──────── Record excerpts ────────

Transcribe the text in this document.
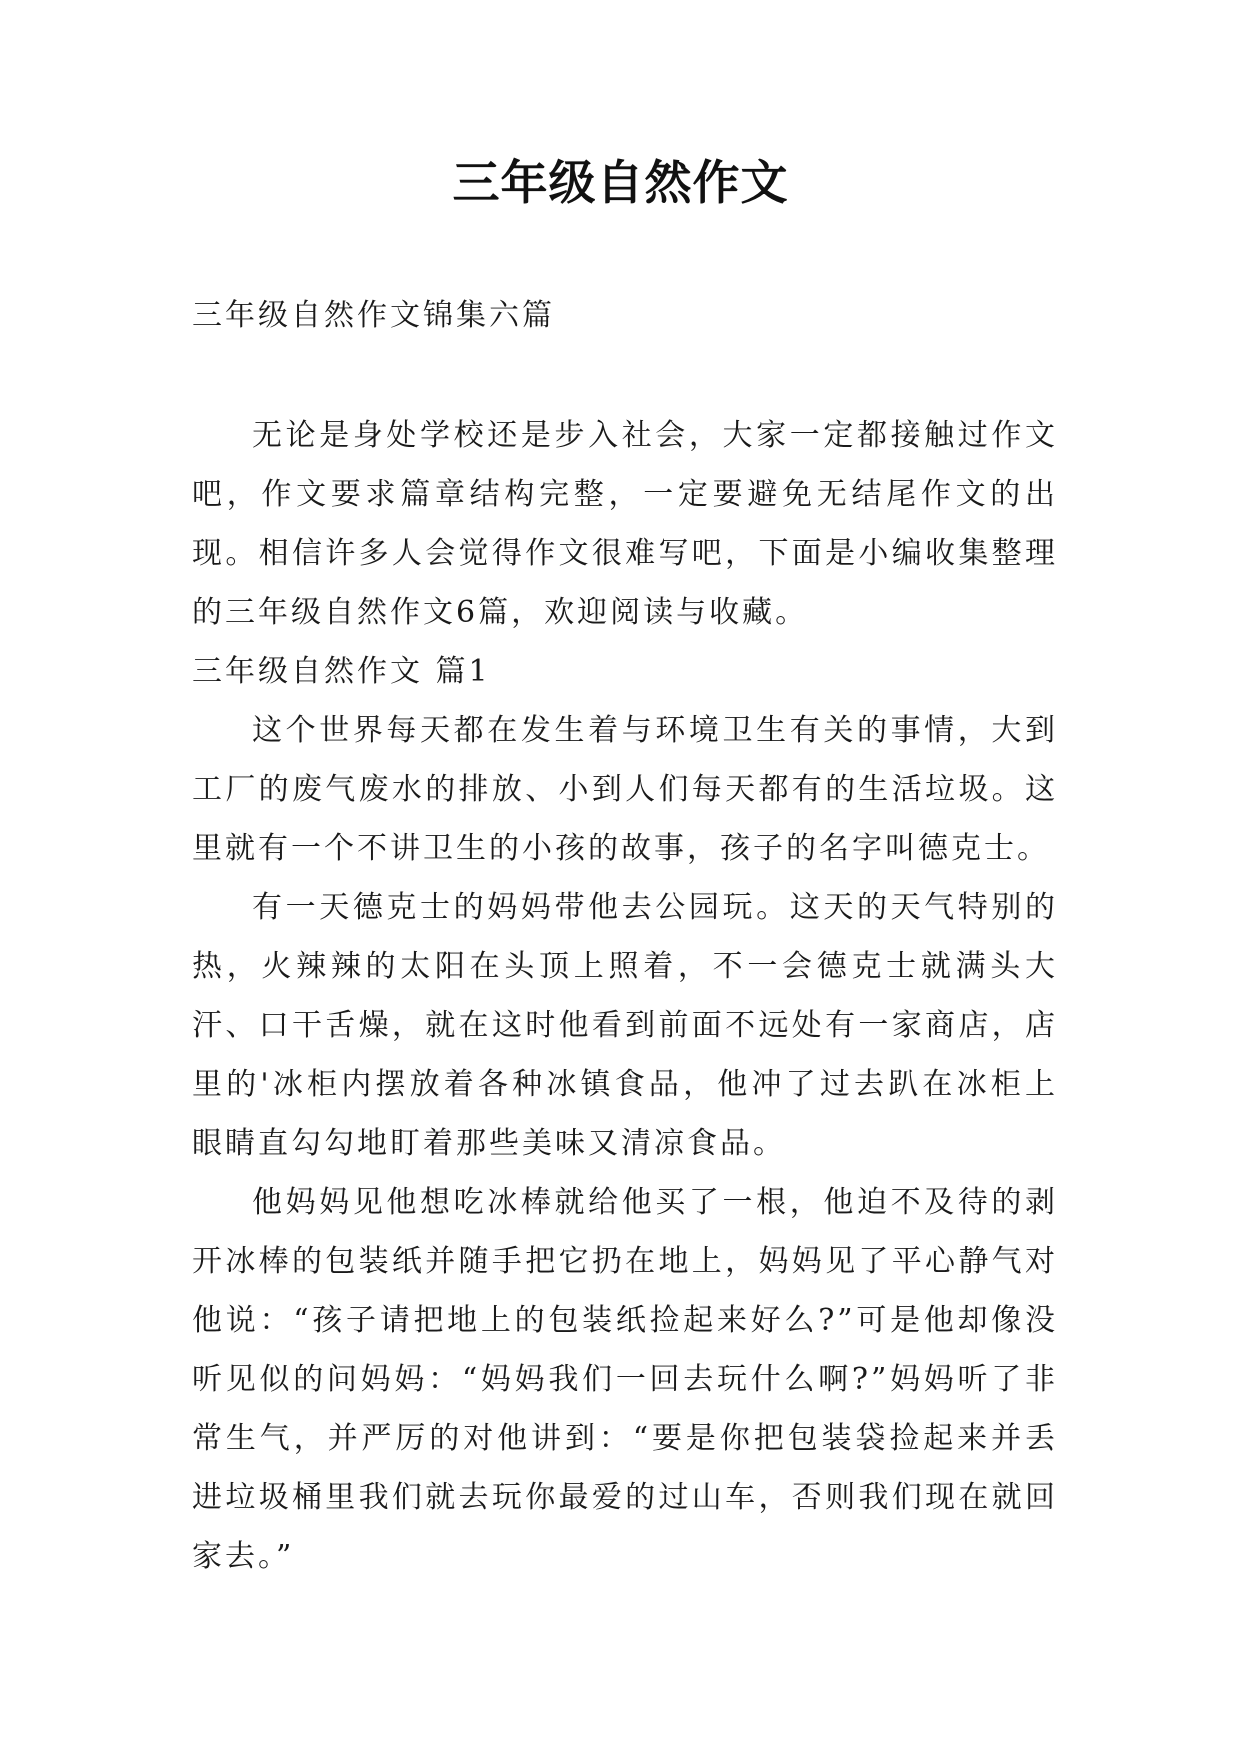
三年级自然作文
三年级自然作文锦集六篇

无论是身处学校还是步入社会，大家一定都接触过作文吧，作文要求篇章结构完整，一定要避免无结尾作文的出现。相信许多人会觉得作文很难写吧，下面是小编收集整理的三年级自然作文6篇，欢迎阅读与收藏。

三年级自然作文 篇1

这个世界每天都在发生着与环境卫生有关的事情，大到工厂的废气废水的排放、小到人们每天都有的生活垃圾。这里就有一个不讲卫生的小孩的故事，孩子的名字叫德克士。

有一天德克士的妈妈带他去公园玩。这天的天气特别的热，火辣辣的太阳在头顶上照着，不一会德克士就满头大汗、口干舌燥，就在这时他看到前面不远处有一家商店，店里的'冰柜内摆放着各种冰镇食品，他冲了过去趴在冰柜上眼睛直勾勾地盯着那些美味又清凉食品。

他妈妈见他想吃冰棒就给他买了一根，他迫不及待的剥开冰棒的包装纸并随手把它扔在地上，妈妈见了平心静气对他说：“孩子请把地上的包装纸捡起来好么?”可是他却像没听见似的问妈妈：“妈妈我们一回去玩什么啊?”妈妈听了非常生气，并严厉的对他讲到：“要是你把包装袋捡起来并丢进垃圾桶里我们就去玩你最爱的过山车，否则我们现在就回家去。”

────────

_Short exercise_: Restate the whole of the material word for word without the pictures.

_Answer to this exercise_:
Transcribe the text in this document.
三年级自然作文
三年级自然作文锦集六篇

无论是身处学校还是步入社会，大家一定都接触过作文吧，作文要求篇章结构完整，一定要避免无结尾作文的出现。相信许多人会觉得作文很难写吧，下面是小编收集整理的三年级自然作文6篇，欢迎阅读与收藏。

三年级自然作文 篇1

这个世界每天都在发生着与环境卫生有关的事情，大到工厂的废气废水的排放、小到人们每天都有的生活垃圾。这里就有一个不讲卫生的小孩的故事，孩子的名字叫德克士。

有一天德克士的妈妈带他去公园玩。这天的天气特别的热，火辣辣的太阳在头顶上照着，不一会德克士就满头大汗、口干舌燥，就在这时他看到前面不远处有一家商店，店里的'冰柜内摆放着各种冰镇食品，他冲了过去趴在冰柜上眼睛直勾勾地盯着那些美味又清凉食品。

他妈妈见他想吃冰棒就给他买了一根，他迫不及待的剥开冰棒的包装纸并随手把它扔在地上，妈妈见了平心静气对他说：“孩子请把地上的包装纸捡起来好么?”可是他却像没听见似的问妈妈：“妈妈我们一回去玩什么啊?”妈妈听了非常生气，并严厉的对他讲到：“要是你把包装袋捡起来并丢进垃圾桶里我们就去玩你最爱的过山车，否则我们现在就回家去。”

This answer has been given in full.